* [What the task asks]
Gather all lines with the word "each" in them.

* [Record list]

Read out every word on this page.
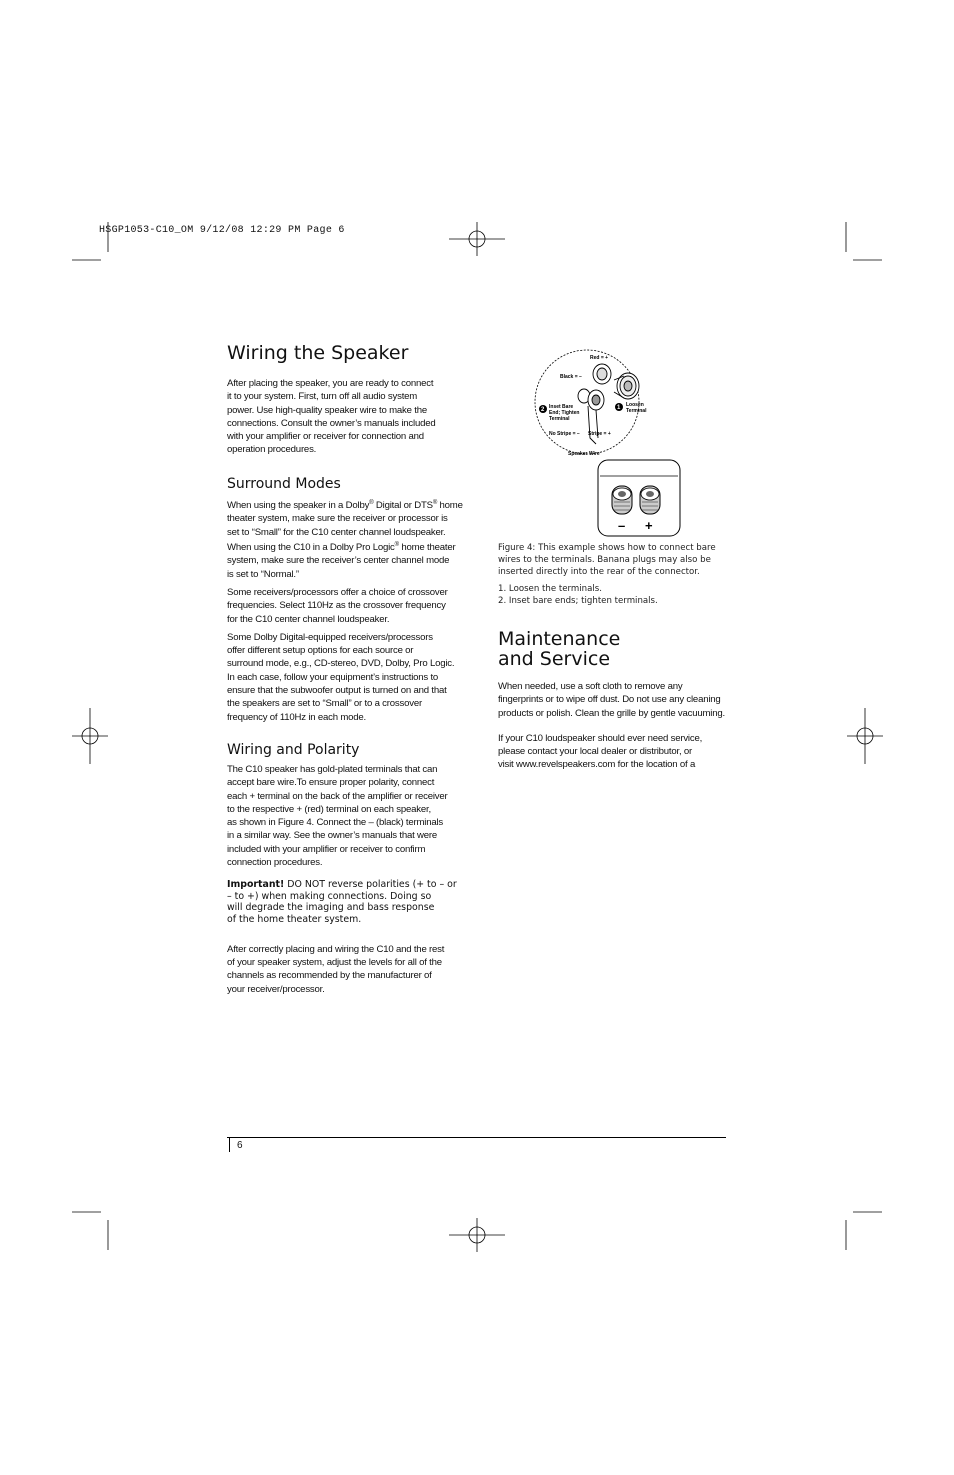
HSGP1053-C10_OM 9/12/08 12:29 PM Page 6
Wiring the Speaker
After placing the speaker, you are ready to connect
it to your system. First, turn off all audio system
power. Use high-quality speaker wire to make the
connections. Consult the owner’s manuals included
with your amplifier or receiver for connection and
operation procedures.
Surround Modes
When using the speaker in a Dolby® Digital or DTS® home
theater system, make sure the receiver or processor is
set to “Small” for the C10 center channel loudspeaker.
When using the C10 in a Dolby Pro Logic® home theater
system, make sure the receiver’s center channel mode
is set to “Normal.”
Some receivers/processors offer a choice of crossover
frequencies. Select 110Hz as the crossover frequency
for the C10 center channel loudspeaker.
Some Dolby Digital-equipped receivers/processors
offer different setup options for each source or
surround mode, e.g., CD-stereo, DVD, Dolby, Pro Logic.
In each case, follow your equipment’s instructions to
ensure that the subwoofer output is turned on and that
the speakers are set to “Small” or to a crossover
frequency of 110Hz in each mode.
Wiring and Polarity
The C10 speaker has gold-plated terminals that can
accept bare wire.To ensure proper polarity, connect
each + terminal on the back of the amplifier or receiver
to the respective + (red) terminal on each speaker,
as shown in Figure 4. Connect the – (black) terminals
in a similar way. See the owner’s manuals that were
included with your amplifier or receiver to confirm
connection procedures.
Important! DO NOT reverse polarities (+ to – or
– to +) when making connections. Doing so
will degrade the imaging and bass response
of the home theater system.
After correctly placing and wiring the C10 and the rest
of your speaker system, adjust the levels for all of the
channels as recommended by the manufacturer of
your receiver/processor.
Red = +
Black = –
2 Inset Bare
End; Tighten
Terminal
1 Loosen
Terminal
No Stripe = – Stripe = +
Speaker Wire
– +
Figure 4: This example shows how to connect bare
wires to the terminals. Banana plugs may also be
inserted directly into the rear of the connector.
1. Loosen the terminals.
2. Inset bare ends; tighten terminals.
Maintenance
and Service
When needed, use a soft cloth to remove any
fingerprints or to wipe off dust. Do not use any cleaning
products or polish. Clean the grille by gentle vacuuming.
If your C10 loudspeaker should ever need service,
please contact your local dealer or distributor, or
visit www.revelspeakers.com for the location of a
6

* [Response to the exercise]
offer different setup options for each source or
In each case, follow your equipment’s instructions to
frequency of 110Hz in each mode.
each + terminal on the back of the amplifier or receiver
to the respective + (red) terminal on each speaker,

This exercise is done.